▶ **Problem to solve**
Copy each entry as it stands, leaving nothing out.

▶ **Material supplied**
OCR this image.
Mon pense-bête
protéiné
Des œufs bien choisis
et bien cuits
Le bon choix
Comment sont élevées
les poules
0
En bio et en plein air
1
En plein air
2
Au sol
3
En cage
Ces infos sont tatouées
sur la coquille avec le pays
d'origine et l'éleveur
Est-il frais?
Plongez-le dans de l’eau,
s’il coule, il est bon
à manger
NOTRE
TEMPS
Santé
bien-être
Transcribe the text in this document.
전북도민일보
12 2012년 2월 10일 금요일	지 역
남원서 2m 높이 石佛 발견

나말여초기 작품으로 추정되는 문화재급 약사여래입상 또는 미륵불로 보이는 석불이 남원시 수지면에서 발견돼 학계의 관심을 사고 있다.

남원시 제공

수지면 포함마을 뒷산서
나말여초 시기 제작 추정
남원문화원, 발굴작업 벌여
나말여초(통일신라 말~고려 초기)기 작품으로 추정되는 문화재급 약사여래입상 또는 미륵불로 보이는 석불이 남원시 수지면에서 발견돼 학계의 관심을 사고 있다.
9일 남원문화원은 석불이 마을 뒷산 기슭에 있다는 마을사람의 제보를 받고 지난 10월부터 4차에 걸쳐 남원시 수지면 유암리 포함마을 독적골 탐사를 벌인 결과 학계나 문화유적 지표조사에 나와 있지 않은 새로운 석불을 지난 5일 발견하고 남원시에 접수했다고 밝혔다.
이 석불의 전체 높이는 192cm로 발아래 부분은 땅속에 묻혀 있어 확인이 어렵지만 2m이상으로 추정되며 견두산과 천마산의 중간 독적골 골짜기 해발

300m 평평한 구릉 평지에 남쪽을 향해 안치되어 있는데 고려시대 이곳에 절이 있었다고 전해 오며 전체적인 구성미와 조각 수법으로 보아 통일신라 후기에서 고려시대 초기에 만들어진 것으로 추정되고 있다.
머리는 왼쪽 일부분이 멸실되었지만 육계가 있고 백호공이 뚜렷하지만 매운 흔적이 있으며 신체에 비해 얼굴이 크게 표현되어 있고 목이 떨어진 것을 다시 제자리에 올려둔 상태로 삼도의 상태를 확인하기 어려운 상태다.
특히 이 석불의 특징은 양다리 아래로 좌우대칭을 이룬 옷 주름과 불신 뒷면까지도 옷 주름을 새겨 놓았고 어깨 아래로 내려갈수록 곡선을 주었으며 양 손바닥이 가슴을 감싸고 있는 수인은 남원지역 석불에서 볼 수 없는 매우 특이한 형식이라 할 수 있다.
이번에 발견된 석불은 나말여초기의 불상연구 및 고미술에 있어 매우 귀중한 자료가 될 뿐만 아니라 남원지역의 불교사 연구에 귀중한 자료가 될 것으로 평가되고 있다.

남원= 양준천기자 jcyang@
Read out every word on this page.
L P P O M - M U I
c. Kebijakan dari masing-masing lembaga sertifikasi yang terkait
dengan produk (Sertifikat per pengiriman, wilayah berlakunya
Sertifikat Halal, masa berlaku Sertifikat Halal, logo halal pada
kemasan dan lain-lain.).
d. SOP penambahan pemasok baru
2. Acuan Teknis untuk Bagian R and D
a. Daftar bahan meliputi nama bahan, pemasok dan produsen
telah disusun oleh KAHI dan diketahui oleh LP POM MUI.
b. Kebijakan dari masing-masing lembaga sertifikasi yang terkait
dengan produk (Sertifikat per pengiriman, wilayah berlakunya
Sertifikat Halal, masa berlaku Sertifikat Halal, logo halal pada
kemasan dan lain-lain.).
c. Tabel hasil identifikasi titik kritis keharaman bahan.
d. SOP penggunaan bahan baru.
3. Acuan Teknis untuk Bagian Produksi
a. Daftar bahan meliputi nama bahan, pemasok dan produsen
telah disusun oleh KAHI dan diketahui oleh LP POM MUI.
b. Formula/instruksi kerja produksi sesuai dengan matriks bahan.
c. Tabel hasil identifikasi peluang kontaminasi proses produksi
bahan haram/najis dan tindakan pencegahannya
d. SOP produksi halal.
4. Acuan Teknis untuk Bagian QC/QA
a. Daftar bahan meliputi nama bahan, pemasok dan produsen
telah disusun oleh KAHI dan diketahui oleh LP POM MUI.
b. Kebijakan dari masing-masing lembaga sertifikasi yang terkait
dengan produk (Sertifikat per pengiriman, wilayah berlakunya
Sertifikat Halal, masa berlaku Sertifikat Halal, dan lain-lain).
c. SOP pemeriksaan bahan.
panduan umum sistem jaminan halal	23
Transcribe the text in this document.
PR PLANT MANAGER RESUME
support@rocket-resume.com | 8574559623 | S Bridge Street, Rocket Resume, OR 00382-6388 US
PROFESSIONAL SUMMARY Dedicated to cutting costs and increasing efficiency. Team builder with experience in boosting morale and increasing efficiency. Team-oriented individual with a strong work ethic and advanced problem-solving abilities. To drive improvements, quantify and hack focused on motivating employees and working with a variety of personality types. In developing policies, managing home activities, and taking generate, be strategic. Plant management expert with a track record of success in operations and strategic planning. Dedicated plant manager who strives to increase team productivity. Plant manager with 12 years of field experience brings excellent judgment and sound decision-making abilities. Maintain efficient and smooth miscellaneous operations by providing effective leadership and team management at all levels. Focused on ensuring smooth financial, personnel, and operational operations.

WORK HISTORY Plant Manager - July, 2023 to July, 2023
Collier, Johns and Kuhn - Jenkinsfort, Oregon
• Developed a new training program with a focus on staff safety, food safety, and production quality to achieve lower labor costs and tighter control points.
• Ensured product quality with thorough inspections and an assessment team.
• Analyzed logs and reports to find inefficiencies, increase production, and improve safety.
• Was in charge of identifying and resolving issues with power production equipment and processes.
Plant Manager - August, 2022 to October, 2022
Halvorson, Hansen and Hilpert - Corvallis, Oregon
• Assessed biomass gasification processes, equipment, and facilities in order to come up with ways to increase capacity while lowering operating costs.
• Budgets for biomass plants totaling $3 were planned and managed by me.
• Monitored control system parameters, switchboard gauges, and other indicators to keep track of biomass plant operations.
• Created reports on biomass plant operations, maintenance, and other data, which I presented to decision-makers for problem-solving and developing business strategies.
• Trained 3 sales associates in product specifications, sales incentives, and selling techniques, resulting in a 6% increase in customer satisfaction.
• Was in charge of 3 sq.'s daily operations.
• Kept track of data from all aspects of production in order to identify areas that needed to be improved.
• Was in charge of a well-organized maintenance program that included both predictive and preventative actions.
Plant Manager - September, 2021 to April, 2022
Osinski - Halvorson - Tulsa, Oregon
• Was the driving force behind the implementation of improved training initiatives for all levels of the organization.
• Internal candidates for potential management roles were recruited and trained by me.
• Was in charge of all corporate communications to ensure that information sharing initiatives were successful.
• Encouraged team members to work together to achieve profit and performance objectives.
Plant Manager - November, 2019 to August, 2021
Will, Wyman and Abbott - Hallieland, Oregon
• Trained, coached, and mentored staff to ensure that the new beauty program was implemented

▶ **The result**
OCR this image.
Mon pense-bête
protéiné
Des œufs bien choisis
et bien cuits
Le bon choix
Comment sont élevées
les poules
0
En bio et en plein air
1
En plein air
2
Au sol
3
En cage
Ces infos sont tatouées
sur la coquille avec le pays
d'origine et l'éleveur
Est-il frais?
Plongez-le dans de l’eau,
s’il coule, il est bon
à manger
NOTRE
TEMPS
Santé
bien-être
Transcribe the text in this document.
전북도민일보
12 2012년 2월 10일 금요일	지 역
남원서 2m 높이 石佛 발견

나말여초기 작품으로 추정되는 문화재급 약사여래입상 또는 미륵불로 보이는 석불이 남원시 수지면에서 발견돼 학계의 관심을 사고 있다.

남원시 제공

수지면 포함마을 뒷산서
나말여초 시기 제작 추정
남원문화원, 발굴작업 벌여
나말여초(통일신라 말~고려 초기)기 작품으로 추정되는 문화재급 약사여래입상 또는 미륵불로 보이는 석불이 남원시 수지면에서 발견돼 학계의 관심을 사고 있다.
9일 남원문화원은 석불이 마을 뒷산 기슭에 있다는 마을사람의 제보를 받고 지난 10월부터 4차에 걸쳐 남원시 수지면 유암리 포함마을 독적골 탐사를 벌인 결과 학계나 문화유적 지표조사에 나와 있지 않은 새로운 석불을 지난 5일 발견하고 남원시에 접수했다고 밝혔다.
이 석불의 전체 높이는 192cm로 발아래 부분은 땅속에 묻혀 있어 확인이 어렵지만 2m이상으로 추정되며 견두산과 천마산의 중간 독적골 골짜기 해발

300m 평평한 구릉 평지에 남쪽을 향해 안치되어 있는데 고려시대 이곳에 절이 있었다고 전해 오며 전체적인 구성미와 조각 수법으로 보아 통일신라 후기에서 고려시대 초기에 만들어진 것으로 추정되고 있다.
머리는 왼쪽 일부분이 멸실되었지만 육계가 있고 백호공이 뚜렷하지만 매운 흔적이 있으며 신체에 비해 얼굴이 크게 표현되어 있고 목이 떨어진 것을 다시 제자리에 올려둔 상태로 삼도의 상태를 확인하기 어려운 상태다.
특히 이 석불의 특징은 양다리 아래로 좌우대칭을 이룬 옷 주름과 불신 뒷면까지도 옷 주름을 새겨 놓았고 어깨 아래로 내려갈수록 곡선을 주었으며 양 손바닥이 가슴을 감싸고 있는 수인은 남원지역 석불에서 볼 수 없는 매우 특이한 형식이라 할 수 있다.
이번에 발견된 석불은 나말여초기의 불상연구 및 고미술에 있어 매우 귀중한 자료가 될 뿐만 아니라 남원지역의 불교사 연구에 귀중한 자료가 될 것으로 평가되고 있다.

남원= 양준천기자 jcyang@
Read out every word on this page.
L P P O M - M U I
c. Kebijakan dari masing-masing lembaga sertifikasi yang terkait
dengan produk (Sertifikat per pengiriman, wilayah berlakunya
Sertifikat Halal, masa berlaku Sertifikat Halal, logo halal pada
kemasan dan lain-lain.).
d. SOP penambahan pemasok baru
2. Acuan Teknis untuk Bagian R and D
a. Daftar bahan meliputi nama bahan, pemasok dan produsen
telah disusun oleh KAHI dan diketahui oleh LP POM MUI.
b. Kebijakan dari masing-masing lembaga sertifikasi yang terkait
dengan produk (Sertifikat per pengiriman, wilayah berlakunya
Sertifikat Halal, masa berlaku Sertifikat Halal, logo halal pada
kemasan dan lain-lain.).
c. Tabel hasil identifikasi titik kritis keharaman bahan.
d. SOP penggunaan bahan baru.
3. Acuan Teknis untuk Bagian Produksi
a. Daftar bahan meliputi nama bahan, pemasok dan produsen
telah disusun oleh KAHI dan diketahui oleh LP POM MUI.
b. Formula/instruksi kerja produksi sesuai dengan matriks bahan.
c. Tabel hasil identifikasi peluang kontaminasi proses produksi
bahan haram/najis dan tindakan pencegahannya
d. SOP produksi halal.
4. Acuan Teknis untuk Bagian QC/QA
a. Daftar bahan meliputi nama bahan, pemasok dan produsen
telah disusun oleh KAHI dan diketahui oleh LP POM MUI.
b. Kebijakan dari masing-masing lembaga sertifikasi yang terkait
dengan produk (Sertifikat per pengiriman, wilayah berlakunya
Sertifikat Halal, masa berlaku Sertifikat Halal, dan lain-lain).
c. SOP pemeriksaan bahan.
panduan umum sistem jaminan halal	23
Transcribe the text in this document.
PR PLANT MANAGER RESUME
support@rocket-resume.com | 8574559623 | S Bridge Street, Rocket Resume, OR 00382-6388 US
PROFESSIONAL SUMMARY Dedicated to cutting costs and increasing efficiency. Team builder with experience in boosting morale and increasing efficiency. Team-oriented individual with a strong work ethic and advanced problem-solving abilities. To drive improvements, quantify and hack focused on motivating employees and working with a variety of personality types. In developing policies, managing home activities, and taking generate, be strategic. Plant management expert with a track record of success in operations and strategic planning. Dedicated plant manager who strives to increase team productivity. Plant manager with 12 years of field experience brings excellent judgment and sound decision-making abilities. Maintain efficient and smooth miscellaneous operations by providing effective leadership and team management at all levels. Focused on ensuring smooth financial, personnel, and operational operations.

WORK HISTORY Plant Manager - July, 2023 to July, 2023
Collier, Johns and Kuhn - Jenkinsfort, Oregon
• Developed a new training program with a focus on staff safety, food safety, and production quality to achieve lower labor costs and tighter control points.
• Ensured product quality with thorough inspections and an assessment team.
• Analyzed logs and reports to find inefficiencies, increase production, and improve safety.
• Was in charge of identifying and resolving issues with power production equipment and processes.
Plant Manager - August, 2022 to October, 2022
Halvorson, Hansen and Hilpert - Corvallis, Oregon
• Assessed biomass gasification processes, equipment, and facilities in order to come up with ways to increase capacity while lowering operating costs.
• Budgets for biomass plants totaling $3 were planned and managed by me.
• Monitored control system parameters, switchboard gauges, and other indicators to keep track of biomass plant operations.
• Created reports on biomass plant operations, maintenance, and other data, which I presented to decision-makers for problem-solving and developing business strategies.
• Trained 3 sales associates in product specifications, sales incentives, and selling techniques, resulting in a 6% increase in customer satisfaction.
• Was in charge of 3 sq.'s daily operations.
• Kept track of data from all aspects of production in order to identify areas that needed to be improved.
• Was in charge of a well-organized maintenance program that included both predictive and preventative actions.
Plant Manager - September, 2021 to April, 2022
Osinski - Halvorson - Tulsa, Oregon
• Was the driving force behind the implementation of improved training initiatives for all levels of the organization.
• Internal candidates for potential management roles were recruited and trained by me.
• Was in charge of all corporate communications to ensure that information sharing initiatives were successful.
• Encouraged team members to work together to achieve profit and performance objectives.
Plant Manager - November, 2019 to August, 2021
Will, Wyman and Abbott - Hallieland, Oregon
• Trained, coached, and mentored staff to ensure that the new beauty program was implemented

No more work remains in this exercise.